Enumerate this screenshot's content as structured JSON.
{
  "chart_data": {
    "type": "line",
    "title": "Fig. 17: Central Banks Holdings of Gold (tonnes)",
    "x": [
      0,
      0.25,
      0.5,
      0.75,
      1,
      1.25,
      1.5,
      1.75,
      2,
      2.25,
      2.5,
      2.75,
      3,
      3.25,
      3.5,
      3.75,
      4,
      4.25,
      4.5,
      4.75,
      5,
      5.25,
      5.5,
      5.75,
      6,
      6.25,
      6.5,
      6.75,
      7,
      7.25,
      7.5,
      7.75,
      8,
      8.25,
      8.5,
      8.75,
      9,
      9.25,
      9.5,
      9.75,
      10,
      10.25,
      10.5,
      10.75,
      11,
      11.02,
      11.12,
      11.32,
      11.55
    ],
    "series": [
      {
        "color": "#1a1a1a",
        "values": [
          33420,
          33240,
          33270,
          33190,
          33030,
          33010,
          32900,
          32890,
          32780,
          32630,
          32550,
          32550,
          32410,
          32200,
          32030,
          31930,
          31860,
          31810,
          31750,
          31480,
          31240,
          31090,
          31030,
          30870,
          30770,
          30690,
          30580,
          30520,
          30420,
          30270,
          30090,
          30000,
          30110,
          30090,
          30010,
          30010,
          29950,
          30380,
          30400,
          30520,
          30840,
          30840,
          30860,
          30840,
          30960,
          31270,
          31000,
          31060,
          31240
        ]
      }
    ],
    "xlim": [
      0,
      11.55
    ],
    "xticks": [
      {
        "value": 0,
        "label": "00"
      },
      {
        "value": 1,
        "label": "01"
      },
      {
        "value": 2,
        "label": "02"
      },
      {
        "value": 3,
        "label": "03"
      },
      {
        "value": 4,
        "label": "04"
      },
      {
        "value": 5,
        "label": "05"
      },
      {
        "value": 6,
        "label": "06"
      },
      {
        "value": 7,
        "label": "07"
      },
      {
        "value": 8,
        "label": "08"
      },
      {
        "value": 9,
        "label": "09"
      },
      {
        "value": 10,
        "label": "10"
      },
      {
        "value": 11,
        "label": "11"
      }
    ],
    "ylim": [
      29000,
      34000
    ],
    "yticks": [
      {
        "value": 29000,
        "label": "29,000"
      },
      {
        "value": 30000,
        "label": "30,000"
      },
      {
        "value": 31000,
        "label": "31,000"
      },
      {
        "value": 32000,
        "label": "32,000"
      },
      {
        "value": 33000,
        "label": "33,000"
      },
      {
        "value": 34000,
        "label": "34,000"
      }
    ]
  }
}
☆ ☆ ☆
What is asked:
Print all of the entries exactly as they appear.

Output for this exercise:
Enumerate this screenshot's content as structured JSON.
{
  "chart_data": {
    "type": "line",
    "title": "Fig. 17: Central Banks Holdings of Gold (tonnes)",
    "x": [
      0,
      0.25,
      0.5,
      0.75,
      1,
      1.25,
      1.5,
      1.75,
      2,
      2.25,
      2.5,
      2.75,
      3,
      3.25,
      3.5,
      3.75,
      4,
      4.25,
      4.5,
      4.75,
      5,
      5.25,
      5.5,
      5.75,
      6,
      6.25,
      6.5,
      6.75,
      7,
      7.25,
      7.5,
      7.75,
      8,
      8.25,
      8.5,
      8.75,
      9,
      9.25,
      9.5,
      9.75,
      10,
      10.25,
      10.5,
      10.75,
      11,
      11.02,
      11.12,
      11.32,
      11.55
    ],
    "series": [
      {
        "color": "#1a1a1a",
        "values": [
          33420,
          33240,
          33270,
          33190,
          33030,
          33010,
          32900,
          32890,
          32780,
          32630,
          32550,
          32550,
          32410,
          32200,
          32030,
          31930,
          31860,
          31810,
          31750,
          31480,
          31240,
          31090,
          31030,
          30870,
          30770,
          30690,
          30580,
          30520,
          30420,
          30270,
          30090,
          30000,
          30110,
          30090,
          30010,
          30010,
          29950,
          30380,
          30400,
          30520,
          30840,
          30840,
          30860,
          30840,
          30960,
          31270,
          31000,
          31060,
          31240
        ]
      }
    ],
    "xlim": [
      0,
      11.55
    ],
    "xticks": [
      {
        "value": 0,
        "label": "00"
      },
      {
        "value": 1,
        "label": "01"
      },
      {
        "value": 2,
        "label": "02"
      },
      {
        "value": 3,
        "label": "03"
      },
      {
        "value": 4,
        "label": "04"
      },
      {
        "value": 5,
        "label": "05"
      },
      {
        "value": 6,
        "label": "06"
      },
      {
        "value": 7,
        "label": "07"
      },
      {
        "value": 8,
        "label": "08"
      },
      {
        "value": 9,
        "label": "09"
      },
      {
        "value": 10,
        "label": "10"
      },
      {
        "value": 11,
        "label": "11"
      }
    ],
    "ylim": [
      29000,
      34000
    ],
    "yticks": [
      {
        "value": 29000,
        "label": "29,000"
      },
      {
        "value": 30000,
        "label": "30,000"
      },
      {
        "value": 31000,
        "label": "31,000"
      },
      {
        "value": 32000,
        "label": "32,000"
      },
      {
        "value": 33000,
        "label": "33,000"
      },
      {
        "value": 34000,
        "label": "34,000"
      }
    ]
  }
}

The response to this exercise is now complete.